## STATED TASK
Produce an exact copy of all the data below, dropping every image.

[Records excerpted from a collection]
%%

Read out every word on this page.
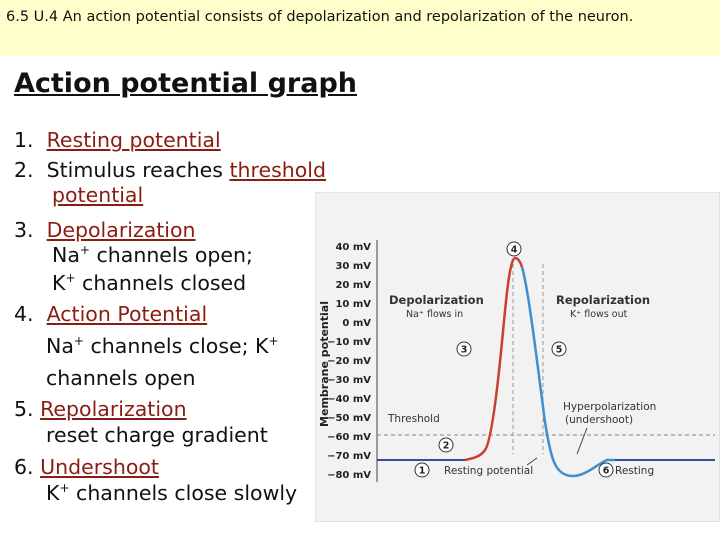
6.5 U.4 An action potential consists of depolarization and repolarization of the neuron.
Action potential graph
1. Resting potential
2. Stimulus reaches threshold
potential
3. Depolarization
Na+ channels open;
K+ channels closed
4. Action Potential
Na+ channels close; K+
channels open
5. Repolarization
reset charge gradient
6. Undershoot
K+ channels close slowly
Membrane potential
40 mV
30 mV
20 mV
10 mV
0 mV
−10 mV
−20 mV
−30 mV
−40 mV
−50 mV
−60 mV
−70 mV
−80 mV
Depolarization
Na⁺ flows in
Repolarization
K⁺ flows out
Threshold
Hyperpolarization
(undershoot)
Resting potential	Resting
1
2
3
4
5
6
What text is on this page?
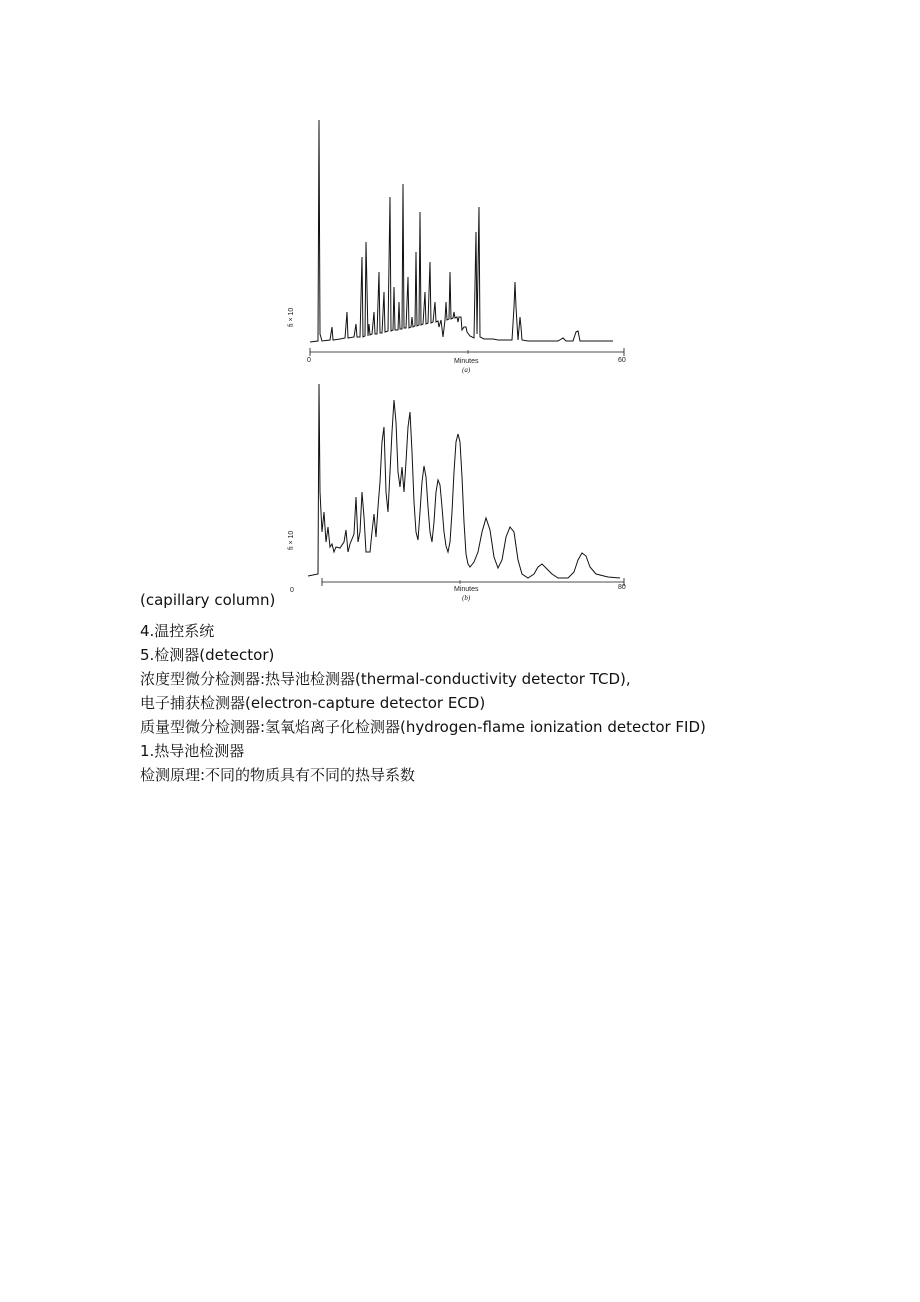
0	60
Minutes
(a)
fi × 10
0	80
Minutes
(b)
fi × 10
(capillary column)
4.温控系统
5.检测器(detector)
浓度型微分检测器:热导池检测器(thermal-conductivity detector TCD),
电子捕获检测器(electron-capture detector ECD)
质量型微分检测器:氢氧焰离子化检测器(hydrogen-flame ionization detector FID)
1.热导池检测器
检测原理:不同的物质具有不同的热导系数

%%

## RESULT FOR THIS EXERCISE
Read out every word on this page.
6.5 U.4 An action potential consists of depolarization and repolarization of the neuron.
Action potential graph
1. Resting potential
2. Stimulus reaches threshold
potential
3. Depolarization
Na+ channels open;
K+ channels closed
4. Action Potential
Na+ channels close; K+
channels open
5. Repolarization
reset charge gradient
6. Undershoot
K+ channels close slowly
Membrane potential
40 mV
30 mV
20 mV
10 mV
0 mV
−10 mV
−20 mV
−30 mV
−40 mV
−50 mV
−60 mV
−70 mV
−80 mV
Depolarization
Na⁺ flows in
Repolarization
K⁺ flows out
Threshold
Hyperpolarization
(undershoot)
Resting potential	Resting
1
2
3
4
5
6
What text is on this page?
0	60
Minutes
(a)
fi × 10
0	80
Minutes
(b)
fi × 10
(capillary column)
4.温控系统
5.检测器(detector)
浓度型微分检测器:热导池检测器(thermal-conductivity detector TCD),
电子捕获检测器(electron-capture detector ECD)
质量型微分检测器:氢氧焰离子化检测器(hydrogen-flame ionization detector FID)
1.热导池检测器
检测原理:不同的物质具有不同的热导系数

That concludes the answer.